* **Aim**
Look through the listing and locate every line containing the word "offentliga"; copy those lines.

* **Data provided**
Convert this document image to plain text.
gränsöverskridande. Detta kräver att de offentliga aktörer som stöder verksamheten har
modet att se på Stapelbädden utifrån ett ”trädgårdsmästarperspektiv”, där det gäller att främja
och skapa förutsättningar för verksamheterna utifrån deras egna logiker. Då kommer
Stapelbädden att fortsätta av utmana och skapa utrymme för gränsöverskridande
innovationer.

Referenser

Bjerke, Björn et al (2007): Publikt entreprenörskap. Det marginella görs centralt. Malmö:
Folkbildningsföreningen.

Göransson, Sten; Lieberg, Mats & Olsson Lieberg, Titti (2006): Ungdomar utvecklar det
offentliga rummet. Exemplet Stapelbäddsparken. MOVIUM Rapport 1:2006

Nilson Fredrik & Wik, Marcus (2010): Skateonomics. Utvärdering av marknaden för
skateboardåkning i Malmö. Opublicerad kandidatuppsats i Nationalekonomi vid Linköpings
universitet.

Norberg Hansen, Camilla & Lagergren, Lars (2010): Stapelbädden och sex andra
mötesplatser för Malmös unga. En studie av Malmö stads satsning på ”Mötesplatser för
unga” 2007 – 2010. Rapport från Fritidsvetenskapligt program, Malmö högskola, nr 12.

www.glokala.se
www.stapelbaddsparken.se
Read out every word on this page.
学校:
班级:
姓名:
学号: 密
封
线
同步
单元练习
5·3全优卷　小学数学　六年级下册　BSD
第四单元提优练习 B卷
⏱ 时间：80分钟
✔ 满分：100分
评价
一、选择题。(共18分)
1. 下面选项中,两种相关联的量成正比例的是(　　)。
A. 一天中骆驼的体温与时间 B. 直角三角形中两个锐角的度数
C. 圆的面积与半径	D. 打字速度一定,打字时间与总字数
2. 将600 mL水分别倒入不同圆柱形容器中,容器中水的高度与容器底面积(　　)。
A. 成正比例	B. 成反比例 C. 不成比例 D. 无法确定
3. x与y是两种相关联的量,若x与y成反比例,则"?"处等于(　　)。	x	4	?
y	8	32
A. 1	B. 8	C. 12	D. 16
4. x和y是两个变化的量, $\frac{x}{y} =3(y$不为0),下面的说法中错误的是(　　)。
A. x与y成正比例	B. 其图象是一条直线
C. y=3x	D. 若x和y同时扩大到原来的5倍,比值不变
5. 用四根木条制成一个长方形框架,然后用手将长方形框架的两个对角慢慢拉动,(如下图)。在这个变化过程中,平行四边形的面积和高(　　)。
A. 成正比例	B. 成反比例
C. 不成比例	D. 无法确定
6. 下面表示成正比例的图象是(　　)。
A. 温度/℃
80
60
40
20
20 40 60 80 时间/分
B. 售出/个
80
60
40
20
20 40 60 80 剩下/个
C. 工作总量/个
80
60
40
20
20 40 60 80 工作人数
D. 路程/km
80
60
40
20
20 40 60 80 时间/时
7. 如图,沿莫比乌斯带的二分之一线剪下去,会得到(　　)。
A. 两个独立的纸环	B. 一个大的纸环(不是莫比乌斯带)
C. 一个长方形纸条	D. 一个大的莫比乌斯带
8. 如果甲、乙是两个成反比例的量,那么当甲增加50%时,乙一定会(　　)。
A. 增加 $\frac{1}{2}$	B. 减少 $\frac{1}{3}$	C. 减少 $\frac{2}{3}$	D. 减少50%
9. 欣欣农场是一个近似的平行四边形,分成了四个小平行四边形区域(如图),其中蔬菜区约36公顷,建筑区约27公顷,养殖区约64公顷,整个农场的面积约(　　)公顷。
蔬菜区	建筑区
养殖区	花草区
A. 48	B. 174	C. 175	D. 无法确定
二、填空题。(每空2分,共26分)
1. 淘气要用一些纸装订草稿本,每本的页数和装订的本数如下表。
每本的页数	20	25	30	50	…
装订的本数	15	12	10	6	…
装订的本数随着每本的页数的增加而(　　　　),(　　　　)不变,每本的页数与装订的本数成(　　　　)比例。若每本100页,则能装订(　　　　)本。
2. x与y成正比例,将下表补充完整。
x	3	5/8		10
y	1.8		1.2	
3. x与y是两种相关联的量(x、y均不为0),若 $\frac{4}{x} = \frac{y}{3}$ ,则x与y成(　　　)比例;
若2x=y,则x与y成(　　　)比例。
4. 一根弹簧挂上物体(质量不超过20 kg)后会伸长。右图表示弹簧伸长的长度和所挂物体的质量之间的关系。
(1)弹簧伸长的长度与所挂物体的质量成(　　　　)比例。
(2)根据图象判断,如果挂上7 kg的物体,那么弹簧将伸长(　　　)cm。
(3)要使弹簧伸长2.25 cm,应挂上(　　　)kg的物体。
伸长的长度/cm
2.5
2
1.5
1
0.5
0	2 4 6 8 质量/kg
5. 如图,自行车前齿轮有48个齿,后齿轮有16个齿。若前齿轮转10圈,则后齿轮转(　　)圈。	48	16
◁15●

* **Output for this exercise**
gränsöverskridande. Detta kräver att de offentliga aktörer som stöder verksamheten har
offentliga rummet. Exemplet Stapelbäddsparken. MOVIUM Rapport 1:2006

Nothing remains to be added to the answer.